Backing anti-racism protests, renowned intellectuals lament intolerance "on all sides"

FILE PHOTO: A NYPD officer and a woman walk past graffiti near the area known as the "City Hall Autonomous Zone" that has been established to protest the New York Police Department and in support of "Black Lives Matter" near City Hall in lower Manhattan, in New York City, U.S., July 7, 2020. REUTERS/Shannon Stapleton

More than 150 world renowned academics, writers and artists signed a letter published on Tuesday expressing support for global anti-racism protests while lamenting an "intolerant climate that has set in on all sides".

American linguist and activist Noam Chomsky, veteran women's rights campaigner Gloria Steinem, authors J.K. Rowling and Salman Rushdie, and journalist Fareed Zakaria were among the signatories.

Academic and linguist Noam Chomsky speaks to reporters during his visit to a former Israeli prison in al-Kiam village in south Lebanon near the border with Israel May 13, 2006.

The letter on "justice and open debate" was published by Harper's Magazine and will appear in many leading global publications.

It supported ongoing demonstrations against police brutality and racial inequality that have spread from the United States across the world, following outrage over the death of an unarmed Black man, George Floyd, after a police officer knelt on his neck for nearly nine minutes while detaining him in Minneapolis on May 25.

However, the letter also said that the sentiments unleashed have hardened a new set of moral attitudes and political commitments to the detriment of open debate, and allowed ideological conformity to erode tolerance of differences.

FILE PHOTO: Writer J.K. Rowling poses as she arrives for the European premiere of the film "Fantastic Beasts and Where to Find Them" at Cineworld Imax, Leicester Square in London, Britain November 15, 2016. REUTERS/Neil Hall/File Photo

"As we applaud the first development, we also raise our voices against the second", the letter said, adding that resistance should not be allowed to "harden" into a brand of "dogma or coercion".

Free exchange of information and ideas are becoming more constricted on a daily basis, the letter warned https://bit.ly/2O25f1J.

It said that censoriousness was spreading widely across the culture through public shaming, a tendency to dissolve complex policy issues in a "blinding moral certainty" and an intolerance of opposing views.

FILE PHOTO: The writer Salman Rushdie interviewed during Heartland Festival in Kvaerndrup, Denmark June 2, 2018. Carsten Bundgaard/Ritzau Scanpix/via REUTERS

"The way to defeat bad ideas is by exposure, argument, and persuasion, not by trying to silence or wish them away. We refuse any false choice between justice and freedom, which cannot exist without each other", the letter added.

====

### Instructions for the task
Answer these questions using the article about the open letter.
1. Which magazine published the letter?
2. In which city was George Floyd being detained when he died?
3. According to the letter, how should bad ideas be defeated?

====

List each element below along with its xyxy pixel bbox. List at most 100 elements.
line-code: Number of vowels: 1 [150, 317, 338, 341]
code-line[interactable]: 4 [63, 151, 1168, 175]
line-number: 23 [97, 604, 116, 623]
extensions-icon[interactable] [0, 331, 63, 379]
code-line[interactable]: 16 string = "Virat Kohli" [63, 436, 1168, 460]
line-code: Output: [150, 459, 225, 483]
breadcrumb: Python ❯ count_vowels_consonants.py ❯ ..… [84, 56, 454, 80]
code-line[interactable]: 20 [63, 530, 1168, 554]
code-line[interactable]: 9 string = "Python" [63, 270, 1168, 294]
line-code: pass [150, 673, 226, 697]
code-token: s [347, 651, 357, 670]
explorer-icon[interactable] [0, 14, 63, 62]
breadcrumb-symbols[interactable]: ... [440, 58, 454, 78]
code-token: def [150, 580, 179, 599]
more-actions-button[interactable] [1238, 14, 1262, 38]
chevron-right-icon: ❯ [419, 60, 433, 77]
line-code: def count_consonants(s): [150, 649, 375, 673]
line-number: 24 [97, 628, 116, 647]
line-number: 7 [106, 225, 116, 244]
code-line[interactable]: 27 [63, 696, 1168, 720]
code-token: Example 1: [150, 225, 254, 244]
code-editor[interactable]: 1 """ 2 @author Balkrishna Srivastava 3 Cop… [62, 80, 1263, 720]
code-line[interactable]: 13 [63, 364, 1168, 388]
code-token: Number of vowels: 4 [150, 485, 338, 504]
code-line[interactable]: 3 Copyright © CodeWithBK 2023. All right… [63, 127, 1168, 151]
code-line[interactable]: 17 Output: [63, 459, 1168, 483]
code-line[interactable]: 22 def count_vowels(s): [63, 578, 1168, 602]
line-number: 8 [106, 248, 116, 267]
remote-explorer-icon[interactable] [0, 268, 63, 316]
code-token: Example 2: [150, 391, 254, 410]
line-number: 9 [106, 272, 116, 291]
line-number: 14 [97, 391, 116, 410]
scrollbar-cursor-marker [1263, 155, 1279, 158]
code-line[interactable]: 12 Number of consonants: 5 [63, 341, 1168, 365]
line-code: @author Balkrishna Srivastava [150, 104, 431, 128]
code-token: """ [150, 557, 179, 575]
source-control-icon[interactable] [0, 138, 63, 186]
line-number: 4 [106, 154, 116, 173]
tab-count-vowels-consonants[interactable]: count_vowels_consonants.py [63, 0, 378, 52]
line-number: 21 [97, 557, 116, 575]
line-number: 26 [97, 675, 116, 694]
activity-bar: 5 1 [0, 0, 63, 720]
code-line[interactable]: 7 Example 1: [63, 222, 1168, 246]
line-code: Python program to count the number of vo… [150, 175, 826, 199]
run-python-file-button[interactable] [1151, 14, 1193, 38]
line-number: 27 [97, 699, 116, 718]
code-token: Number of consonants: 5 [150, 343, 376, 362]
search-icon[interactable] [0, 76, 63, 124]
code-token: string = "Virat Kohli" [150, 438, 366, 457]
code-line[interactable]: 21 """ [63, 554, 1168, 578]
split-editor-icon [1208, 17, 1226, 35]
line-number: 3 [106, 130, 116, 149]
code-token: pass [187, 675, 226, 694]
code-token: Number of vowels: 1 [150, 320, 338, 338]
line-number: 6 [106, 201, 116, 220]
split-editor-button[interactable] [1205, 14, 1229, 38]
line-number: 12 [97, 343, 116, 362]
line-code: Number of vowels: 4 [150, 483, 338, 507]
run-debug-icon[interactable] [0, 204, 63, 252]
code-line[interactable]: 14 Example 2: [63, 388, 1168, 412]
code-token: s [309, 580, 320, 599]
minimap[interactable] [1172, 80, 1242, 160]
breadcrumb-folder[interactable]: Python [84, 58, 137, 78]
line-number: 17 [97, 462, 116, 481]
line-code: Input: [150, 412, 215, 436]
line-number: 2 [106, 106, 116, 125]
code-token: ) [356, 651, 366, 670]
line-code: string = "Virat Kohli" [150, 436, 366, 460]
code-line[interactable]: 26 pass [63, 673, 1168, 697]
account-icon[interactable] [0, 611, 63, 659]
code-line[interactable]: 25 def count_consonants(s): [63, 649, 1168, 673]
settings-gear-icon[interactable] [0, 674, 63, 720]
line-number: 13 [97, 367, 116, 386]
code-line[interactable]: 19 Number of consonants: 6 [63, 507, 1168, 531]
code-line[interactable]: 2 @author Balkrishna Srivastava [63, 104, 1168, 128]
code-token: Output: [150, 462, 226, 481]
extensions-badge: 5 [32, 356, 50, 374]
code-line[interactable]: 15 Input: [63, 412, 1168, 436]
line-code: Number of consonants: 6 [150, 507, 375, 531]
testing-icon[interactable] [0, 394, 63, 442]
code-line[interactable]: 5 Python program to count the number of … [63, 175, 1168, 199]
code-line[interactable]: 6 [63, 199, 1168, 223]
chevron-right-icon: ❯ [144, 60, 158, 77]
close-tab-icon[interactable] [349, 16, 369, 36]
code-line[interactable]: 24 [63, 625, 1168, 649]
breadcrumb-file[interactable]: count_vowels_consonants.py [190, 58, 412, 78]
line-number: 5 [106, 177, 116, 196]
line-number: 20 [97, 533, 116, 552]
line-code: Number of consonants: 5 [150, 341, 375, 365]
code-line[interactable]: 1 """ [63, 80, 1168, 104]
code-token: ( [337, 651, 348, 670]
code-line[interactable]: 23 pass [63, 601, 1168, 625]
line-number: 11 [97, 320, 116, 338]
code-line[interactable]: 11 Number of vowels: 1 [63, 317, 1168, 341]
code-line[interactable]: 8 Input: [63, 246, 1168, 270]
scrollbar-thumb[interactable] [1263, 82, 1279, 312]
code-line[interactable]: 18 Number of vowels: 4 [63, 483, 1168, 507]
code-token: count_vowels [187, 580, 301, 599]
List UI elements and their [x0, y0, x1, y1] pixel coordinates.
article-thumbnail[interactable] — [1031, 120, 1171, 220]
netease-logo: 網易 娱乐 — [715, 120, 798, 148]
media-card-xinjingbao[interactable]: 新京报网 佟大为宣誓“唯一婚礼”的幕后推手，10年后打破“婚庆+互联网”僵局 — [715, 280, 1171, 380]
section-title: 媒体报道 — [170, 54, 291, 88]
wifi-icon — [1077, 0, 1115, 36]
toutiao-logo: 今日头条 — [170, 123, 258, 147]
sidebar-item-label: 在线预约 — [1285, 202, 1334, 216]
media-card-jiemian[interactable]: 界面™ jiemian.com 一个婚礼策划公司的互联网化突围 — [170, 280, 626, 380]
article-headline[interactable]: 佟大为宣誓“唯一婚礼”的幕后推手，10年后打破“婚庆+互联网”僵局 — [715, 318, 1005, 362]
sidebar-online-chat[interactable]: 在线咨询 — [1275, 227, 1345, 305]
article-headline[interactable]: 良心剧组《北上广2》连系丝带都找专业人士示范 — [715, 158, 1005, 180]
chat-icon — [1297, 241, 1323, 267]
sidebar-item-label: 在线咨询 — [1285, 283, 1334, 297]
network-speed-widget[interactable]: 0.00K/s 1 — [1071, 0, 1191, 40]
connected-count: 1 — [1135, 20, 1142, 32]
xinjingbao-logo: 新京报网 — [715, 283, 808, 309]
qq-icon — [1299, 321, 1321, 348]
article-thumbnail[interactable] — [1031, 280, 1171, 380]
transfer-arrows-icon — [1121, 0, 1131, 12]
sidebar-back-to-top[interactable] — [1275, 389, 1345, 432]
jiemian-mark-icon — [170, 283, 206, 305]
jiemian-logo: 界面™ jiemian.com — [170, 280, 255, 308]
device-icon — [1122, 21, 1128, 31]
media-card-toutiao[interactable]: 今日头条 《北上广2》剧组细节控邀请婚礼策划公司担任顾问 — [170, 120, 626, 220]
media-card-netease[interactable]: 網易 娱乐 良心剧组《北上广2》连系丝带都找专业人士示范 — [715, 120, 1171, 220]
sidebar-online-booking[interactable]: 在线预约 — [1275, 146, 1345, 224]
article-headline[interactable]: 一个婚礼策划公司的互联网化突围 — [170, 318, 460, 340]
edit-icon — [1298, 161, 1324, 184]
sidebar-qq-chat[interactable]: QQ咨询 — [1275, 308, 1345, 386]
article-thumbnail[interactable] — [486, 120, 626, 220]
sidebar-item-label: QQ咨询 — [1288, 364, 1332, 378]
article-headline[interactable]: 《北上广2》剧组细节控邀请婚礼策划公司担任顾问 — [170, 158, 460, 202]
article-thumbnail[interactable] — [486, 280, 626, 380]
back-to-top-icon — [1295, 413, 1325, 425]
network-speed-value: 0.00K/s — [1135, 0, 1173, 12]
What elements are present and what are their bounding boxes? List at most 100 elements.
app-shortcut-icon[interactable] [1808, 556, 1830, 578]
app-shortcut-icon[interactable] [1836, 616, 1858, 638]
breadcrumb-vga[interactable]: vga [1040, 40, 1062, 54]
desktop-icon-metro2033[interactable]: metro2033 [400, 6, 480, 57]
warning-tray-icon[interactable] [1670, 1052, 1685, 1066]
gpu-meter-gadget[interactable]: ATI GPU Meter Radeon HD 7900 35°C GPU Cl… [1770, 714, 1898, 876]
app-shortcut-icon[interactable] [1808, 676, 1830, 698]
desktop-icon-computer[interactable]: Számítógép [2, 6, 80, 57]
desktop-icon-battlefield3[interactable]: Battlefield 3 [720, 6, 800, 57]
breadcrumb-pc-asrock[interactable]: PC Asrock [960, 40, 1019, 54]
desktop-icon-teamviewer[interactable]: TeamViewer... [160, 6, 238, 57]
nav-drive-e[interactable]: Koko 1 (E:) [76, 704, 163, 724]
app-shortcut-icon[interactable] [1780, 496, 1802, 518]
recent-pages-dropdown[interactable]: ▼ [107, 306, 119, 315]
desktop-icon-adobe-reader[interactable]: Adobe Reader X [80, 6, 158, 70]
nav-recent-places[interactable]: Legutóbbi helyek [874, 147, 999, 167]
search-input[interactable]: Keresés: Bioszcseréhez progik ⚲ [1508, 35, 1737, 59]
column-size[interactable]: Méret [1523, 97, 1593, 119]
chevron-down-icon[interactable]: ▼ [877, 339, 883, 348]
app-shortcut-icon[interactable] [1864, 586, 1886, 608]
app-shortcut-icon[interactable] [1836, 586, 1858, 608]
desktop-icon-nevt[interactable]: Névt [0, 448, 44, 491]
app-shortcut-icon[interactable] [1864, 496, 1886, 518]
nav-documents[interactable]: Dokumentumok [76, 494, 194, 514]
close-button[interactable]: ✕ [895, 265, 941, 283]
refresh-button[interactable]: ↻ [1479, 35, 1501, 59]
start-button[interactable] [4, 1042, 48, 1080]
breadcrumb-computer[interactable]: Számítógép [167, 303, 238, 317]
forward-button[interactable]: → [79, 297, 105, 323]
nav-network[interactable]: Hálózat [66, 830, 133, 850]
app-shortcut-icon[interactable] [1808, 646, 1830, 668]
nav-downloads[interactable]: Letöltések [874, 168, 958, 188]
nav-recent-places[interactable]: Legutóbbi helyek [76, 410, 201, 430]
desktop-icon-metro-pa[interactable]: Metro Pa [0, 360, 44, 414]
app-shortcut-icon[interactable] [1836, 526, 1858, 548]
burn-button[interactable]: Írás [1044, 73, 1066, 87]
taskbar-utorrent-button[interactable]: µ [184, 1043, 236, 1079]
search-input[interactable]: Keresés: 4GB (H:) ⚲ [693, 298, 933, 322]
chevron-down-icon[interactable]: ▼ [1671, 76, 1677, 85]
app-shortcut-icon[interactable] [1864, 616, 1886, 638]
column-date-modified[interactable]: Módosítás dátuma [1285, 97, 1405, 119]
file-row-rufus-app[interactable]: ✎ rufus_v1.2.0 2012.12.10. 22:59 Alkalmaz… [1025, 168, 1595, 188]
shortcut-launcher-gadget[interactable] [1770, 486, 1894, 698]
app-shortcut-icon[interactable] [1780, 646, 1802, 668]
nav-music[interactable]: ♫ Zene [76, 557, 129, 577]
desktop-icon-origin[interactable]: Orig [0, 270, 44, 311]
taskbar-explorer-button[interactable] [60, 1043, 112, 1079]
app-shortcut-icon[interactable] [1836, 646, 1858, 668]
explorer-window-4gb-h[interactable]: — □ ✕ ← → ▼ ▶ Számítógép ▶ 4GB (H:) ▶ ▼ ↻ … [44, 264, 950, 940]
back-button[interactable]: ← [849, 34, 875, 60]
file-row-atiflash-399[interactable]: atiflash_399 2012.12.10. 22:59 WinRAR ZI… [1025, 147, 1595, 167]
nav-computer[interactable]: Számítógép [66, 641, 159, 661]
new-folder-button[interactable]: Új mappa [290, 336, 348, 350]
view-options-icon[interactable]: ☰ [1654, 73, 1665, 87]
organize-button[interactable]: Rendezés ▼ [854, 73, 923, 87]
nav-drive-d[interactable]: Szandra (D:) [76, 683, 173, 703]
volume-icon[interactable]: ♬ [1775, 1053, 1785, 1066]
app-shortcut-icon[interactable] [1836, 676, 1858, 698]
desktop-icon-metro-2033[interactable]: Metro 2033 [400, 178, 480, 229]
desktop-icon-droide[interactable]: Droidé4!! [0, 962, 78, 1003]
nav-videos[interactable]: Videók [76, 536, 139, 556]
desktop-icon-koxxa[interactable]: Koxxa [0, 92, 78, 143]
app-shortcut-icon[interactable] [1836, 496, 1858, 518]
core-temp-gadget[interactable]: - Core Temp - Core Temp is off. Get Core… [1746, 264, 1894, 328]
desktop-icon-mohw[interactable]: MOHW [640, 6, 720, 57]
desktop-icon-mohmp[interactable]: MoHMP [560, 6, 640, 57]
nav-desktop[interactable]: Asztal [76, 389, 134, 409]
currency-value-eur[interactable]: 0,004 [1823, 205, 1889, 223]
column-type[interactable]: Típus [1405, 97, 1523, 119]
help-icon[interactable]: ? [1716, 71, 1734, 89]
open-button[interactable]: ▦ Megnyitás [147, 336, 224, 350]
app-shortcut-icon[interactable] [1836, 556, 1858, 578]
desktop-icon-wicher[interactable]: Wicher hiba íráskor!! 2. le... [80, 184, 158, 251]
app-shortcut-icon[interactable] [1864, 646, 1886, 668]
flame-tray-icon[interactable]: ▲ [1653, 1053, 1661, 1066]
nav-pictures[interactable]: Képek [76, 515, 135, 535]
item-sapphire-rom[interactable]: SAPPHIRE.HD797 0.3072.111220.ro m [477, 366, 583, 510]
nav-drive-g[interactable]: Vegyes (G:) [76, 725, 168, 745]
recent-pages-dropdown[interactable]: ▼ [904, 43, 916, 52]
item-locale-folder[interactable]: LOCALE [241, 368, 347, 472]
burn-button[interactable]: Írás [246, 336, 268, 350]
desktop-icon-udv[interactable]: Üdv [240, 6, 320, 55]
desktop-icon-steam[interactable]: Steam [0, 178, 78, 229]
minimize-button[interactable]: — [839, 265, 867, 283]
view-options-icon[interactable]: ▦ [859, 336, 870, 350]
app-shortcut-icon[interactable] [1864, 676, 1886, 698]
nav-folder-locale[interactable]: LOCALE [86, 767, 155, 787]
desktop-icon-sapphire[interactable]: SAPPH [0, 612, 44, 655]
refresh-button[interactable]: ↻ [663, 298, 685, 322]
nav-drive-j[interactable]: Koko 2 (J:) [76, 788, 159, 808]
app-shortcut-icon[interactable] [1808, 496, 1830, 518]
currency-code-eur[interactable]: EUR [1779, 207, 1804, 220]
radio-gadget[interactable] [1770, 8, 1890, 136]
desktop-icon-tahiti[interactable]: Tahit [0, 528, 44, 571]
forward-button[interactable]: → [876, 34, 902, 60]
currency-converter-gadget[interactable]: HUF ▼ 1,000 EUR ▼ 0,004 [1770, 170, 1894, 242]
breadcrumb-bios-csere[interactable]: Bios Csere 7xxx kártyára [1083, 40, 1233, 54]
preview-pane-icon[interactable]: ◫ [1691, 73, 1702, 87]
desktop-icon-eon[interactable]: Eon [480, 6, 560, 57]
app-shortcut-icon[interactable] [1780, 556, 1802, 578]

====

### Answer to this problem
1. Harper's Magazine
2. Minneapolis
3. By exposure, argument, and persuasion